DO THIS
The material below should be written out in full and exactly; pictures stay out of the copy.

TASK DATA
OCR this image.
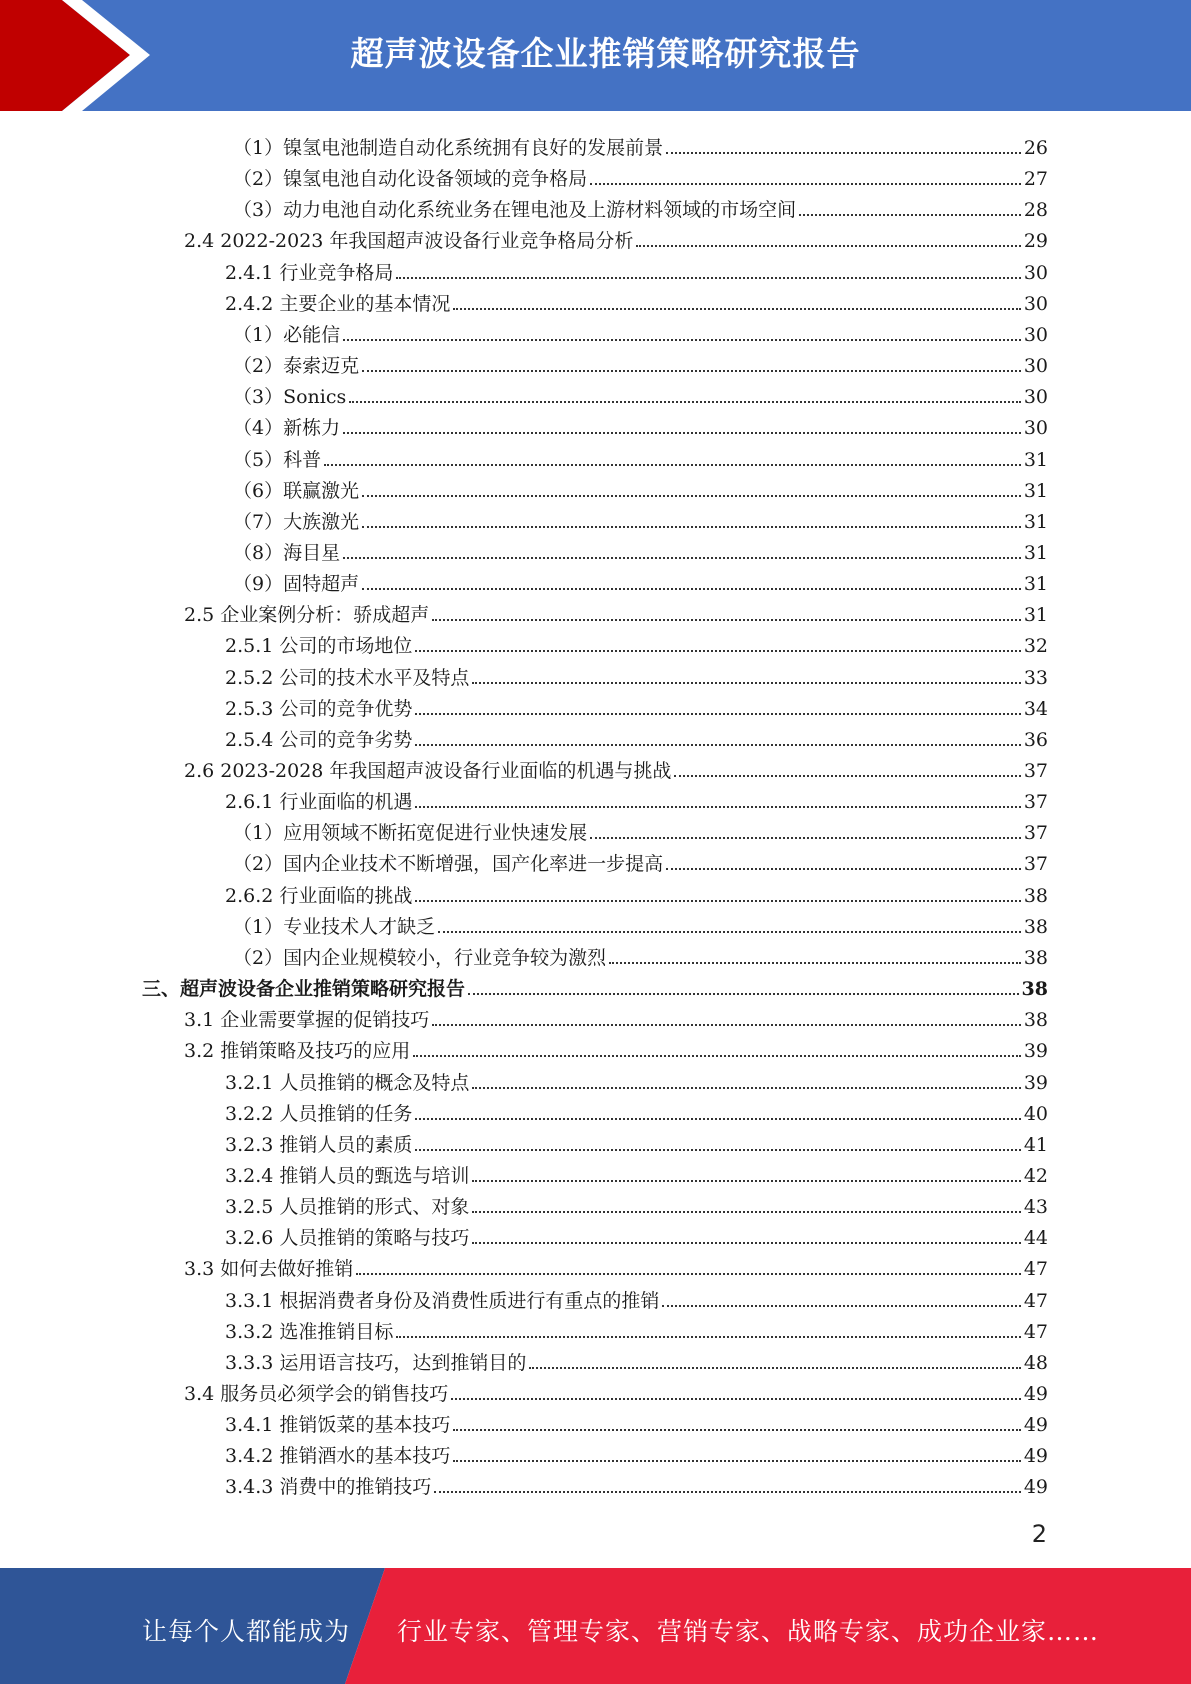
超声波设备企业推销策略研究报告
（1）镍氢电池制造自动化系统拥有良好的发展前景	26
（2）镍氢电池自动化设备领域的竞争格局	27
（3）动力电池自动化系统业务在锂电池及上游材料领域的市场空间	28
2.4 2022-2023 年我国超声波设备行业竞争格局分析	29
2.4.1 行业竞争格局	30
2.4.2 主要企业的基本情况	30
（1）必能信	30
（2）泰索迈克	30
（3）Sonics	30
（4）新栋力	30
（5）科普	31
（6）联赢激光	31
（7）大族激光	31
（8）海目星	31
（9）固特超声	31
2.5 企业案例分析：骄成超声	31
2.5.1 公司的市场地位	32
2.5.2 公司的技术水平及特点	33
2.5.3 公司的竞争优势	34
2.5.4 公司的竞争劣势	36
2.6 2023-2028 年我国超声波设备行业面临的机遇与挑战	37
2.6.1 行业面临的机遇	37
（1）应用领域不断拓宽促进行业快速发展	37
（2）国内企业技术不断增强，国产化率进一步提高	37
2.6.2 行业面临的挑战	38
（1）专业技术人才缺乏	38
（2）国内企业规模较小，行业竞争较为激烈	38
三、超声波设备企业推销策略研究报告	38
3.1 企业需要掌握的促销技巧	38
3.2 推销策略及技巧的应用	39
3.2.1 人员推销的概念及特点	39
3.2.2 人员推销的任务	40
3.2.3 推销人员的素质	41
3.2.4 推销人员的甄选与培训	42
3.2.5 人员推销的形式、对象	43
3.2.6 人员推销的策略与技巧	44
3.3 如何去做好推销	47
3.3.1 根据消费者身份及消费性质进行有重点的推销	47
3.3.2 选准推销目标	47
3.3.3 运用语言技巧，达到推销目的	48
3.4 服务员必须学会的销售技巧	49
3.4.1 推销饭菜的基本技巧	49
3.4.2 推销酒水的基本技巧	49
3.4.3 消费中的推销技巧	49
2
让每个人都能成为 行业专家、管理专家、营销专家、战略专家、成功企业家……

OUTPUT FOR THIS TASK
OCR this image.
超声波设备企业推销策略研究报告
（1）镍氢电池制造自动化系统拥有良好的发展前景	26
（2）镍氢电池自动化设备领域的竞争格局	27
（3）动力电池自动化系统业务在锂电池及上游材料领域的市场空间	28
2.4 2022-2023 年我国超声波设备行业竞争格局分析	29
2.4.1 行业竞争格局	30
2.4.2 主要企业的基本情况	30
（1）必能信	30
（2）泰索迈克	30
（3）Sonics	30
（4）新栋力	30
（5）科普	31
（6）联赢激光	31
（7）大族激光	31
（8）海目星	31
（9）固特超声	31
2.5 企业案例分析：骄成超声	31
2.5.1 公司的市场地位	32
2.5.2 公司的技术水平及特点	33
2.5.3 公司的竞争优势	34
2.5.4 公司的竞争劣势	36
2.6 2023-2028 年我国超声波设备行业面临的机遇与挑战	37
2.6.1 行业面临的机遇	37
（1）应用领域不断拓宽促进行业快速发展	37
（2）国内企业技术不断增强，国产化率进一步提高	37
2.6.2 行业面临的挑战	38
（1）专业技术人才缺乏	38
（2）国内企业规模较小，行业竞争较为激烈	38
三、超声波设备企业推销策略研究报告	38
3.1 企业需要掌握的促销技巧	38
3.2 推销策略及技巧的应用	39
3.2.1 人员推销的概念及特点	39
3.2.2 人员推销的任务	40
3.2.3 推销人员的素质	41
3.2.4 推销人员的甄选与培训	42
3.2.5 人员推销的形式、对象	43
3.2.6 人员推销的策略与技巧	44
3.3 如何去做好推销	47
3.3.1 根据消费者身份及消费性质进行有重点的推销	47
3.3.2 选准推销目标	47
3.3.3 运用语言技巧，达到推销目的	48
3.4 服务员必须学会的销售技巧	49
3.4.1 推销饭菜的基本技巧	49
3.4.2 推销酒水的基本技巧	49
3.4.3 消费中的推销技巧	49
2
让每个人都能成为 行业专家、管理专家、营销专家、战略专家、成功企业家……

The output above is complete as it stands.